- Dataset records -
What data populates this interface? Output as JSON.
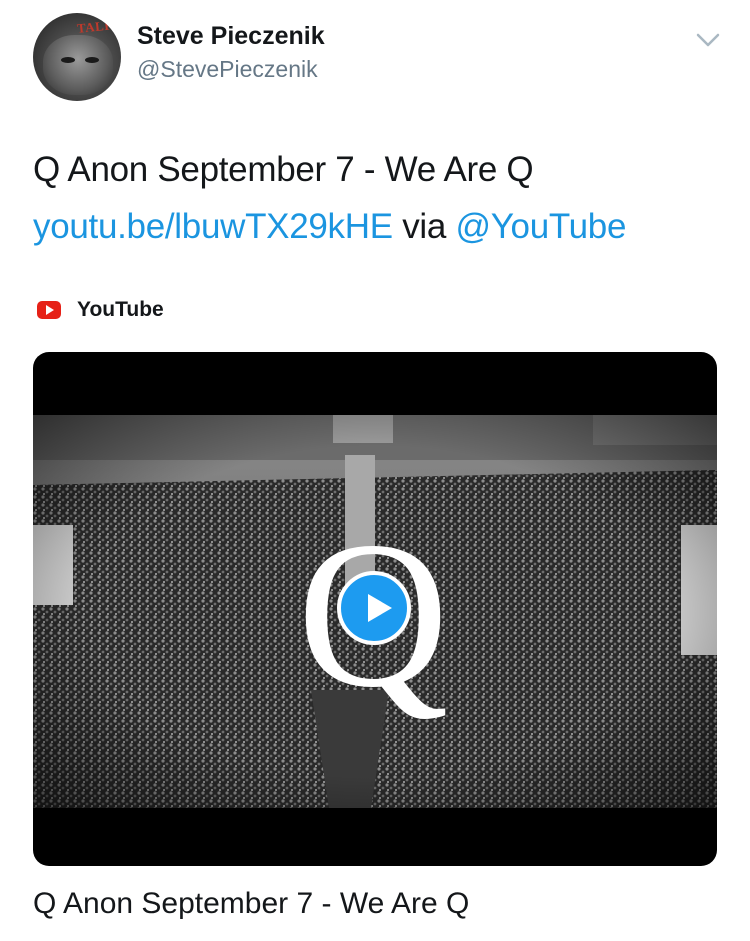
{
  "author": {
    "name": "Steve Pieczenik",
    "handle": "@StevePieczenik",
    "avatar_hat_text": "TALK"
  },
  "icons": {
    "menu": "chevron-down-icon",
    "source": "youtube-logo-icon",
    "play": "play-icon"
  },
  "tweet": {
    "text": "Q Anon September 7 - We Are Q",
    "link_text": "youtu.be/lbuwTX29kHE",
    "via_text": " via ",
    "mention_text": "@YouTube"
  },
  "card": {
    "source_label": "YouTube",
    "overlay_letter": "Q",
    "title": "Q Anon September 7 - We Are Q"
  },
  "colors": {
    "link": "#1b95e0",
    "handle": "#657786",
    "youtube_red": "#e62117",
    "play_button": "#1d9bf0"
  }
}
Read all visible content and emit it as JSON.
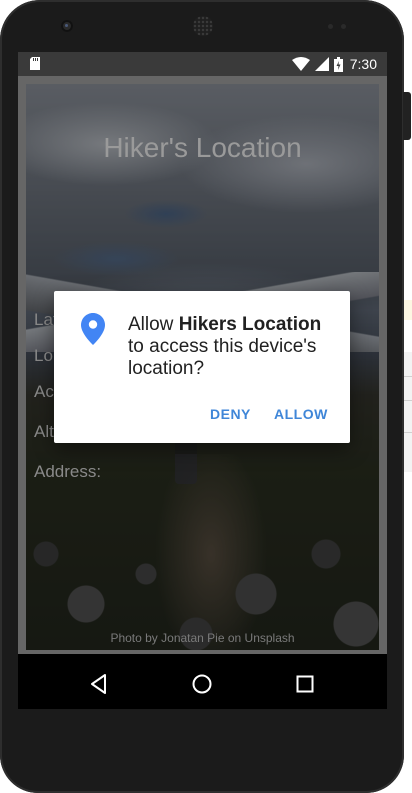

- Exercise description -
Leave out the pictures and retype every line above exactly.

- Exercise solution -
What data populates this interface? Output as JSON.
{
  "author": {
    "name": "Steve Pieczenik",
    "handle": "@StevePieczenik",
    "avatar_hat_text": "TALK"
  },
  "icons": {
    "menu": "chevron-down-icon",
    "source": "youtube-logo-icon",
    "play": "play-icon"
  },
  "tweet": {
    "text": "Q Anon September 7 - We Are Q",
    "link_text": "youtu.be/lbuwTX29kHE",
    "via_text": " via ",
    "mention_text": "@YouTube"
  },
  "card": {
    "source_label": "YouTube",
    "overlay_letter": "Q",
    "title": "Q Anon September 7 - We Are Q"
  },
  "colors": {
    "link": "#1b95e0",
    "handle": "#657786",
    "youtube_red": "#e62117",
    "play_button": "#1d9bf0"
  }
}
Read all visible content and emit it as JSON.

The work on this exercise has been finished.